_Source extract_
Arthur Schabinger

Biographical details
- Born: August 6, 1889 Sabetha, Kansas, U.S.
- Died: October 13, 1972 (aged 83) Atlanta, Georgia, U.S.

Playing career
- c. 1910: College of Emporia
- Position: Quarterback

Coaching career (HC unless noted)

Football
- 1915–1919: Ottawa (KS)

Basketball
- 1915–1920: Ottawa (KS)
- 1920–1922: Kansas State Normal
- 1922–1935: Creighton

Head coaching record
- Overall: 10–18–6 (football) 254–98 (basketball)

Accomplishments and honors

Championships
- Basketball 3 Kansas (1916, 1918–1919) 4 NCC (1923–1925,1927) 4 MVC (1930–1932, 1935)

Awards
- Kansas Sports Hall of Fame
- College Basketball Hall of Fame Inducted in 2006

= Arthur Schabinger =

American college football player and coach

Arthur August Schabinger (August 6, 1889 – October 13, 1972) was an American football and basketball coach and college athletics administrator. Schabinger is credited (although disputed) with throwing the first forward pass in college football history. Even if it was not the first forward pass, most certainly Schabinger was one of the early adopters and innovators of the play.

==Basketball achievements==
Schabinger coached college basketball for 20 seasons, including stints with Ottawa University, Emporia Teachers College and Creighton University. He was one of the founders of National Association of Basketball Coaches and the president of that organization in 1932. He authored the association's Constitution and By-Laws. He was enshrined in the Basketball Hall of Fame as a contributor in 1961.

==Football achievements==

===As a player===
In 1910, Schabinger led the College of Emporia Presbies to a 17–0 victory over Washburn. During this game, he threw what some have credited (but many other records disputed) to be the first forward pass in college football history. That same year, "Schabie" scored seven touchdowns in a 107–0 win over Pittsburg Normal.

_Assignment_
Please state how many touchdowns the Arthur Schabinger profile says he scored in the 107–0 win over Pittsburg Normal. The lines that come next have no connection to the Arthur Schabinger profile.

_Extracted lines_
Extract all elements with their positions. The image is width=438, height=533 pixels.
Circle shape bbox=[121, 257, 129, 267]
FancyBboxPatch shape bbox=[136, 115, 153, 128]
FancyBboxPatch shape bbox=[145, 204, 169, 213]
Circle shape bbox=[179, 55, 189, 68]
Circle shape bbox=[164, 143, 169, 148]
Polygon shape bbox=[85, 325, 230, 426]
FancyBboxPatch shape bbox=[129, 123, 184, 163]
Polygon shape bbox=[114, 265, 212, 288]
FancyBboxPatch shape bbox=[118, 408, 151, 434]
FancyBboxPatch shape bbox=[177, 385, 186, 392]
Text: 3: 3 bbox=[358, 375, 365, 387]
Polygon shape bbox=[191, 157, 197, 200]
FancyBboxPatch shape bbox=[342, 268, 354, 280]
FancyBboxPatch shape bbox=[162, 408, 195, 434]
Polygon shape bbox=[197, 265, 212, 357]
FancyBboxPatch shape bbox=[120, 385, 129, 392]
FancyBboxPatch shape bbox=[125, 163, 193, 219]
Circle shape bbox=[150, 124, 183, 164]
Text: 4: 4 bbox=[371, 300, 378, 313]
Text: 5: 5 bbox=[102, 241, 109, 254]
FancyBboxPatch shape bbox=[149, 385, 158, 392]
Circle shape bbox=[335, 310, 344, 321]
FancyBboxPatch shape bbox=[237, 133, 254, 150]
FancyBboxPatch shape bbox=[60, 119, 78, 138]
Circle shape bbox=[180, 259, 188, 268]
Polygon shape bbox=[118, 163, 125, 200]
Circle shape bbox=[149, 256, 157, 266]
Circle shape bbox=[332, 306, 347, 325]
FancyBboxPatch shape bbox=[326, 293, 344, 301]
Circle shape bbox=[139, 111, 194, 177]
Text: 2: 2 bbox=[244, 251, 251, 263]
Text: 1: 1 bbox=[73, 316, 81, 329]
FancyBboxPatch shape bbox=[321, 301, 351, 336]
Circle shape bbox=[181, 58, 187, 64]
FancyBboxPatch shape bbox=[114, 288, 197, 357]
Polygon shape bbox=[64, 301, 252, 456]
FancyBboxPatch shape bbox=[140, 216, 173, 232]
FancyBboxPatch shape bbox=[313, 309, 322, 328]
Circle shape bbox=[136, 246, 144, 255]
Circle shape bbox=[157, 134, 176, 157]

_Task output_
Seven touchdowns.